» Objective
Below is a set of records; print all of them exactly as written.

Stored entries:
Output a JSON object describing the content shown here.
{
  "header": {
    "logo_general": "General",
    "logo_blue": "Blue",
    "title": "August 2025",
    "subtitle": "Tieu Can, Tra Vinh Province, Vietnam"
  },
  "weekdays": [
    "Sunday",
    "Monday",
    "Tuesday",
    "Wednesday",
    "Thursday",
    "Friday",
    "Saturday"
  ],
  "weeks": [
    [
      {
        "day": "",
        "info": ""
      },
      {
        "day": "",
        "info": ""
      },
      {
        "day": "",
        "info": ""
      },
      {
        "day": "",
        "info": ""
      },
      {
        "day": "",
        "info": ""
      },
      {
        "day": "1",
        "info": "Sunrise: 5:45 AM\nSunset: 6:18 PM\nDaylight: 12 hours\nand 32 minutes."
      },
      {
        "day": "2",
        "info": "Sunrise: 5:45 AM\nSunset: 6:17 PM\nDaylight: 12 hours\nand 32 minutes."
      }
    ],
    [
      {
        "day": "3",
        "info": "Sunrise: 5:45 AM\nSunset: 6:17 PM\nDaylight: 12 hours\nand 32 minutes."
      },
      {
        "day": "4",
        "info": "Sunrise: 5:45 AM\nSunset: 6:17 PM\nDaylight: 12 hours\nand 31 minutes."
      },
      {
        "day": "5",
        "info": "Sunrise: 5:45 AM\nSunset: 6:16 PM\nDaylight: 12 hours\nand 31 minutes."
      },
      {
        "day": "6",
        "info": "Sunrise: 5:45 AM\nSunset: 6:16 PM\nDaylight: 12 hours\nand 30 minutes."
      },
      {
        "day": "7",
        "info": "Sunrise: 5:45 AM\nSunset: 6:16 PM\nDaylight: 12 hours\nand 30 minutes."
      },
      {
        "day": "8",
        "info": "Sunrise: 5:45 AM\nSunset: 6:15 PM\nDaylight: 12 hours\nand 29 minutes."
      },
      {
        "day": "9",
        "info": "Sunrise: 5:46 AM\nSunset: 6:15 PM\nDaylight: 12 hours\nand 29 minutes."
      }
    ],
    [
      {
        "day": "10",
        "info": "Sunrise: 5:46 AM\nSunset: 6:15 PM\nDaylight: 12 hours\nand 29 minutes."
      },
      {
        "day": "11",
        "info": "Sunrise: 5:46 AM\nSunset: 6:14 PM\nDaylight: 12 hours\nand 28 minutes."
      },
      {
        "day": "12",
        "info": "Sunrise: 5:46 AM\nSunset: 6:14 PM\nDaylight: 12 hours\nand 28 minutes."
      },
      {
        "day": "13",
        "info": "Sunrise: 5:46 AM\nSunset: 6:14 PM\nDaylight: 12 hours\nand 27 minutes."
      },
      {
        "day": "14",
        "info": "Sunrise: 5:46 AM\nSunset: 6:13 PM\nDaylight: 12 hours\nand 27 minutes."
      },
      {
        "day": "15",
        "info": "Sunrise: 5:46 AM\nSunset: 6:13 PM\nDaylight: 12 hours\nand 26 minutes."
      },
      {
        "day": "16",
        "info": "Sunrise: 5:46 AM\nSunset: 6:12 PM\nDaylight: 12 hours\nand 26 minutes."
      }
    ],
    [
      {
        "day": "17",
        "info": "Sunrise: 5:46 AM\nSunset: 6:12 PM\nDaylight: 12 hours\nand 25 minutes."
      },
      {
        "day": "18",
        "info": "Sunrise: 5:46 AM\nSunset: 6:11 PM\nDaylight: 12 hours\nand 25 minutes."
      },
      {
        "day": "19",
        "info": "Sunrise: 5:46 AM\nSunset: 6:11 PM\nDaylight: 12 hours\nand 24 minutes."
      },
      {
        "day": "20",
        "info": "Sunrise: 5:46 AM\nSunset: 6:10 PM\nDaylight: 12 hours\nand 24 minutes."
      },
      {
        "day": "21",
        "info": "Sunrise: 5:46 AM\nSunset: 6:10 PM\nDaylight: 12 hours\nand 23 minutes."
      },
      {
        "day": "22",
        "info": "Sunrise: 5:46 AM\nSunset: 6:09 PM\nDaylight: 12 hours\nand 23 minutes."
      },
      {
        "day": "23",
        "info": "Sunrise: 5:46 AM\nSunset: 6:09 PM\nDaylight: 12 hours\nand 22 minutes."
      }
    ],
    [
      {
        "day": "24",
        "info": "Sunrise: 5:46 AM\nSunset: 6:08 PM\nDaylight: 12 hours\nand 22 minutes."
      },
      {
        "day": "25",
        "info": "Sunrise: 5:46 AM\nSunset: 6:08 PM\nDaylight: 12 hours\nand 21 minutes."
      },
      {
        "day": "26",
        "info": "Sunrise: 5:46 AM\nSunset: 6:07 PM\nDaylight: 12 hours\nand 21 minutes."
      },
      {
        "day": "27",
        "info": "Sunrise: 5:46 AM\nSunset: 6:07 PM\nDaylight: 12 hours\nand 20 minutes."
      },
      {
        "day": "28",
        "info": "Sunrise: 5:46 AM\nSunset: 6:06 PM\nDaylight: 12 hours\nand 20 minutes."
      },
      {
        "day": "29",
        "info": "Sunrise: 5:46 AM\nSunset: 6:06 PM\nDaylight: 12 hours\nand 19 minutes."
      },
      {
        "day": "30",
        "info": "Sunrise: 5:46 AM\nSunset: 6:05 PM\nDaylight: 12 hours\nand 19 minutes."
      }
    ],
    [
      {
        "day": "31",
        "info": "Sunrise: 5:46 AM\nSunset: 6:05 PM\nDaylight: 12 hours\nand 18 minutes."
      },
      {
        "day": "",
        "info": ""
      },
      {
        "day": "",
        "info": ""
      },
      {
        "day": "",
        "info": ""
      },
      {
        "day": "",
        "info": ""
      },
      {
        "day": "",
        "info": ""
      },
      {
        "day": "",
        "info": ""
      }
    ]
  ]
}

» Correct answer
Output a JSON object describing the content shown here.
{
  "header": {
    "logo_general": "General",
    "logo_blue": "Blue",
    "title": "August 2025",
    "subtitle": "Tieu Can, Tra Vinh Province, Vietnam"
  },
  "weekdays": [
    "Sunday",
    "Monday",
    "Tuesday",
    "Wednesday",
    "Thursday",
    "Friday",
    "Saturday"
  ],
  "weeks": [
    [
      {
        "day": "",
        "info": ""
      },
      {
        "day": "",
        "info": ""
      },
      {
        "day": "",
        "info": ""
      },
      {
        "day": "",
        "info": ""
      },
      {
        "day": "",
        "info": ""
      },
      {
        "day": "1",
        "info": "Sunrise: 5:45 AM\nSunset: 6:18 PM\nDaylight: 12 hours\nand 32 minutes."
      },
      {
        "day": "2",
        "info": "Sunrise: 5:45 AM\nSunset: 6:17 PM\nDaylight: 12 hours\nand 32 minutes."
      }
    ],
    [
      {
        "day": "3",
        "info": "Sunrise: 5:45 AM\nSunset: 6:17 PM\nDaylight: 12 hours\nand 32 minutes."
      },
      {
        "day": "4",
        "info": "Sunrise: 5:45 AM\nSunset: 6:17 PM\nDaylight: 12 hours\nand 31 minutes."
      },
      {
        "day": "5",
        "info": "Sunrise: 5:45 AM\nSunset: 6:16 PM\nDaylight: 12 hours\nand 31 minutes."
      },
      {
        "day": "6",
        "info": "Sunrise: 5:45 AM\nSunset: 6:16 PM\nDaylight: 12 hours\nand 30 minutes."
      },
      {
        "day": "7",
        "info": "Sunrise: 5:45 AM\nSunset: 6:16 PM\nDaylight: 12 hours\nand 30 minutes."
      },
      {
        "day": "8",
        "info": "Sunrise: 5:45 AM\nSunset: 6:15 PM\nDaylight: 12 hours\nand 29 minutes."
      },
      {
        "day": "9",
        "info": "Sunrise: 5:46 AM\nSunset: 6:15 PM\nDaylight: 12 hours\nand 29 minutes."
      }
    ],
    [
      {
        "day": "10",
        "info": "Sunrise: 5:46 AM\nSunset: 6:15 PM\nDaylight: 12 hours\nand 29 minutes."
      },
      {
        "day": "11",
        "info": "Sunrise: 5:46 AM\nSunset: 6:14 PM\nDaylight: 12 hours\nand 28 minutes."
      },
      {
        "day": "12",
        "info": "Sunrise: 5:46 AM\nSunset: 6:14 PM\nDaylight: 12 hours\nand 28 minutes."
      },
      {
        "day": "13",
        "info": "Sunrise: 5:46 AM\nSunset: 6:14 PM\nDaylight: 12 hours\nand 27 minutes."
      },
      {
        "day": "14",
        "info": "Sunrise: 5:46 AM\nSunset: 6:13 PM\nDaylight: 12 hours\nand 27 minutes."
      },
      {
        "day": "15",
        "info": "Sunrise: 5:46 AM\nSunset: 6:13 PM\nDaylight: 12 hours\nand 26 minutes."
      },
      {
        "day": "16",
        "info": "Sunrise: 5:46 AM\nSunset: 6:12 PM\nDaylight: 12 hours\nand 26 minutes."
      }
    ],
    [
      {
        "day": "17",
        "info": "Sunrise: 5:46 AM\nSunset: 6:12 PM\nDaylight: 12 hours\nand 25 minutes."
      },
      {
        "day": "18",
        "info": "Sunrise: 5:46 AM\nSunset: 6:11 PM\nDaylight: 12 hours\nand 25 minutes."
      },
      {
        "day": "19",
        "info": "Sunrise: 5:46 AM\nSunset: 6:11 PM\nDaylight: 12 hours\nand 24 minutes."
      },
      {
        "day": "20",
        "info": "Sunrise: 5:46 AM\nSunset: 6:10 PM\nDaylight: 12 hours\nand 24 minutes."
      },
      {
        "day": "21",
        "info": "Sunrise: 5:46 AM\nSunset: 6:10 PM\nDaylight: 12 hours\nand 23 minutes."
      },
      {
        "day": "22",
        "info": "Sunrise: 5:46 AM\nSunset: 6:09 PM\nDaylight: 12 hours\nand 23 minutes."
      },
      {
        "day": "23",
        "info": "Sunrise: 5:46 AM\nSunset: 6:09 PM\nDaylight: 12 hours\nand 22 minutes."
      }
    ],
    [
      {
        "day": "24",
        "info": "Sunrise: 5:46 AM\nSunset: 6:08 PM\nDaylight: 12 hours\nand 22 minutes."
      },
      {
        "day": "25",
        "info": "Sunrise: 5:46 AM\nSunset: 6:08 PM\nDaylight: 12 hours\nand 21 minutes."
      },
      {
        "day": "26",
        "info": "Sunrise: 5:46 AM\nSunset: 6:07 PM\nDaylight: 12 hours\nand 21 minutes."
      },
      {
        "day": "27",
        "info": "Sunrise: 5:46 AM\nSunset: 6:07 PM\nDaylight: 12 hours\nand 20 minutes."
      },
      {
        "day": "28",
        "info": "Sunrise: 5:46 AM\nSunset: 6:06 PM\nDaylight: 12 hours\nand 20 minutes."
      },
      {
        "day": "29",
        "info": "Sunrise: 5:46 AM\nSunset: 6:06 PM\nDaylight: 12 hours\nand 19 minutes."
      },
      {
        "day": "30",
        "info": "Sunrise: 5:46 AM\nSunset: 6:05 PM\nDaylight: 12 hours\nand 19 minutes."
      }
    ],
    [
      {
        "day": "31",
        "info": "Sunrise: 5:46 AM\nSunset: 6:05 PM\nDaylight: 12 hours\nand 18 minutes."
      },
      {
        "day": "",
        "info": ""
      },
      {
        "day": "",
        "info": ""
      },
      {
        "day": "",
        "info": ""
      },
      {
        "day": "",
        "info": ""
      },
      {
        "day": "",
        "info": ""
      },
      {
        "day": "",
        "info": ""
      }
    ]
  ]
}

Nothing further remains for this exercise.